*What is expected:* Going through the material below, please gather all lines with the word "JSON" in them.

#####

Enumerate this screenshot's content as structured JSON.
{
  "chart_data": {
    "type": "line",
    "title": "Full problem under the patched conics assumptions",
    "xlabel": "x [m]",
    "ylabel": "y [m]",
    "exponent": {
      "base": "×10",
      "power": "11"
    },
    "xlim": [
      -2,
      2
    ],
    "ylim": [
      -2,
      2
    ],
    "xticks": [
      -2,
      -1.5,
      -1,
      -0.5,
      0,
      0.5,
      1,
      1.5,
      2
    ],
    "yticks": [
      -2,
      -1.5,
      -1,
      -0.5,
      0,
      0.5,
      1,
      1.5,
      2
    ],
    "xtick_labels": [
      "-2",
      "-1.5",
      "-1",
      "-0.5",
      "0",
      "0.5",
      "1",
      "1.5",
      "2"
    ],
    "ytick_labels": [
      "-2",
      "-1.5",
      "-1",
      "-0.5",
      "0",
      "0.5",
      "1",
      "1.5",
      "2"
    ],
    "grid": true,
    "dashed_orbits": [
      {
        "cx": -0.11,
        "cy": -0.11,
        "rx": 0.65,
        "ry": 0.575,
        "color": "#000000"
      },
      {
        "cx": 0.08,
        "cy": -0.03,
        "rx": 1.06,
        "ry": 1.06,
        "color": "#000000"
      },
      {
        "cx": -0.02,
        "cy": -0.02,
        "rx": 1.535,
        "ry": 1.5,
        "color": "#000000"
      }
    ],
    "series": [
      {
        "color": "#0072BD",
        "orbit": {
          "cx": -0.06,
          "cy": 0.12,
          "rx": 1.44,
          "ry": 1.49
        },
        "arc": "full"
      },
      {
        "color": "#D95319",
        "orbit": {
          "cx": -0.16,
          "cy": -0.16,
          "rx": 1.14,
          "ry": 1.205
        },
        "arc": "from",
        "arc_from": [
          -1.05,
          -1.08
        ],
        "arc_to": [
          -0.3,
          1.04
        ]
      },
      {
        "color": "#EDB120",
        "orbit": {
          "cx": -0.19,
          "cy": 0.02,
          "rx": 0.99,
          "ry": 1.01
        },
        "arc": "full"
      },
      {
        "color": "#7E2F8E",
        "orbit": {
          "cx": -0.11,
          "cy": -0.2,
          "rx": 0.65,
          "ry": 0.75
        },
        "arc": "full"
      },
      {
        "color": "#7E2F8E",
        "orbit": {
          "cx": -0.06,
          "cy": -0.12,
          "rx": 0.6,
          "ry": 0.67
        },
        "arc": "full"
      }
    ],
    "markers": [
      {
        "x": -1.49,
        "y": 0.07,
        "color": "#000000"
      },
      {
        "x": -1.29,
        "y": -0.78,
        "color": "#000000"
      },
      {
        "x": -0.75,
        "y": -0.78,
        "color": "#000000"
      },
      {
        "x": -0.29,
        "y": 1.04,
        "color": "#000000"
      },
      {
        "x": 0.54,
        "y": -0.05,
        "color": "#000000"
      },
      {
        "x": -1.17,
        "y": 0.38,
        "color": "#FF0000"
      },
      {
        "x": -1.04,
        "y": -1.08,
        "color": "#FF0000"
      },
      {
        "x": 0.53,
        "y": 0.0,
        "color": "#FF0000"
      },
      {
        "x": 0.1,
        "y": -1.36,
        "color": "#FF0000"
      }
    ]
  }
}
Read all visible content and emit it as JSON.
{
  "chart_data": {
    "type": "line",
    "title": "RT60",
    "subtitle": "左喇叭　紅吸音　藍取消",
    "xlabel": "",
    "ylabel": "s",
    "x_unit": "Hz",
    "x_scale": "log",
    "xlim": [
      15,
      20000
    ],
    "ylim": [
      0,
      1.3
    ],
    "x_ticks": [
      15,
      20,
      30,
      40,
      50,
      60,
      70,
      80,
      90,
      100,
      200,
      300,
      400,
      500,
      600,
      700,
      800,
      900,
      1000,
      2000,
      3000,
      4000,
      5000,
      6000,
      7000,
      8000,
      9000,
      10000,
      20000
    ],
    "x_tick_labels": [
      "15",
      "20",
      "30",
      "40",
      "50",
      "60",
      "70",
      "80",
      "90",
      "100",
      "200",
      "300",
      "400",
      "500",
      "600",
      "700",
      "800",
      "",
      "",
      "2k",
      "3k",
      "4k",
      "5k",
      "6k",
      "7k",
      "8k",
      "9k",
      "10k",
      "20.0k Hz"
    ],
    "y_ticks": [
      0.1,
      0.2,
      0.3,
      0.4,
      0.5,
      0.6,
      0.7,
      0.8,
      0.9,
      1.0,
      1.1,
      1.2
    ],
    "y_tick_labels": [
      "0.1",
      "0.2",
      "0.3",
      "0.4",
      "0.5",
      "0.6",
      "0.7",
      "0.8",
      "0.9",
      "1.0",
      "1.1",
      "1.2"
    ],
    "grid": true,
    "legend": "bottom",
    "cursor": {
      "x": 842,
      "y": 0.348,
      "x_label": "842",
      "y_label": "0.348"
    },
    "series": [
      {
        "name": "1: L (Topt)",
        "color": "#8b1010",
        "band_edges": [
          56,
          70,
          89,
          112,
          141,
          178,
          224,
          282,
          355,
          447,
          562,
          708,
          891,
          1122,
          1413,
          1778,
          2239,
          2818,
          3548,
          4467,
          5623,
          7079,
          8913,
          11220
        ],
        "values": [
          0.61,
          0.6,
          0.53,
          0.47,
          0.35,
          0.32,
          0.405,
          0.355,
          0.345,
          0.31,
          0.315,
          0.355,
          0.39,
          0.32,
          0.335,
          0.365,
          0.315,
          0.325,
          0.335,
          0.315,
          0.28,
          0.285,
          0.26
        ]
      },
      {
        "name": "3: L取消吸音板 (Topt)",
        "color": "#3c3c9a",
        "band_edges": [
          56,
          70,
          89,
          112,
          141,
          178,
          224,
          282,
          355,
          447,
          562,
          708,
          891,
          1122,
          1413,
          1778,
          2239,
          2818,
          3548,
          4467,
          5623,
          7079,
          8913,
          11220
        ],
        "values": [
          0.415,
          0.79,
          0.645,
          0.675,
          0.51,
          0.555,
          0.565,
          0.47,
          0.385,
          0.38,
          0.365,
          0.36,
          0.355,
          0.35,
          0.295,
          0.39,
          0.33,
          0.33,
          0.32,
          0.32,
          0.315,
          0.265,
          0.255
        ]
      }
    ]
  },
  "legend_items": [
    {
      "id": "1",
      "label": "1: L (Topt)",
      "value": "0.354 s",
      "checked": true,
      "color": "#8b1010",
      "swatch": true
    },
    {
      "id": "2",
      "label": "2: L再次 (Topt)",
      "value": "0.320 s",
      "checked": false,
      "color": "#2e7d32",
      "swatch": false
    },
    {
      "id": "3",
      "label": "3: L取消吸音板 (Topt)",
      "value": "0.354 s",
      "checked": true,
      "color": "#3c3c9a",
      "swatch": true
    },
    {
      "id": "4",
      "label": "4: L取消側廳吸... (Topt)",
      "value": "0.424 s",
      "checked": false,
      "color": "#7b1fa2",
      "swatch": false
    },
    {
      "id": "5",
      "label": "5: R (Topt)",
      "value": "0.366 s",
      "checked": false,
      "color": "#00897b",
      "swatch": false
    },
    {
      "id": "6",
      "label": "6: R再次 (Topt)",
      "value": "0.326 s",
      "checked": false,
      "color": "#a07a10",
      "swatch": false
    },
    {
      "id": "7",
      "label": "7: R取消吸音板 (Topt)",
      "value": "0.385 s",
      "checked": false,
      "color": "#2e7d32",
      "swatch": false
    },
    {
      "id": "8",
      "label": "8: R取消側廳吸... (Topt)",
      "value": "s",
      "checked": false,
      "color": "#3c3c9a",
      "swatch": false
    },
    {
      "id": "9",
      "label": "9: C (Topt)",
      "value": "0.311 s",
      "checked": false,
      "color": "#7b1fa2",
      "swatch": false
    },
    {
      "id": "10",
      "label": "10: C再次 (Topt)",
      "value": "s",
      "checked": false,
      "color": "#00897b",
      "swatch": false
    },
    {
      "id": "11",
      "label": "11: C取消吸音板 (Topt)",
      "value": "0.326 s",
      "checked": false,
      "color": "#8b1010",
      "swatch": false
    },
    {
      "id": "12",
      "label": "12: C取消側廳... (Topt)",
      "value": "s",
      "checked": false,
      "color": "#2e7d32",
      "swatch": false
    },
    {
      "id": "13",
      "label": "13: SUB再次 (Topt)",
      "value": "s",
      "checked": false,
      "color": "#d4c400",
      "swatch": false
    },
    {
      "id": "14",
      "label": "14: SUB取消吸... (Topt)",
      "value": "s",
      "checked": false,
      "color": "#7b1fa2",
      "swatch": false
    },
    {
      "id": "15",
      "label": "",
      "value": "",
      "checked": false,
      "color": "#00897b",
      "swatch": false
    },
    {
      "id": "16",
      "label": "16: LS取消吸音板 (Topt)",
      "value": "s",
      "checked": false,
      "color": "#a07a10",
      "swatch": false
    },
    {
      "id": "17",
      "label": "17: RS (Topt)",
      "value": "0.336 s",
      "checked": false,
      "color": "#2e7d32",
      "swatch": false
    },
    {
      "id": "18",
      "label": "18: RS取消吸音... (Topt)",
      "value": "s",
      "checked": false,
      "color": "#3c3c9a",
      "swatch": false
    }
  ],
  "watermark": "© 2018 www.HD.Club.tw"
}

#####

*Correct response:*
Enumerate this screenshot's content as structured JSON.
Read all visible content and emit it as JSON.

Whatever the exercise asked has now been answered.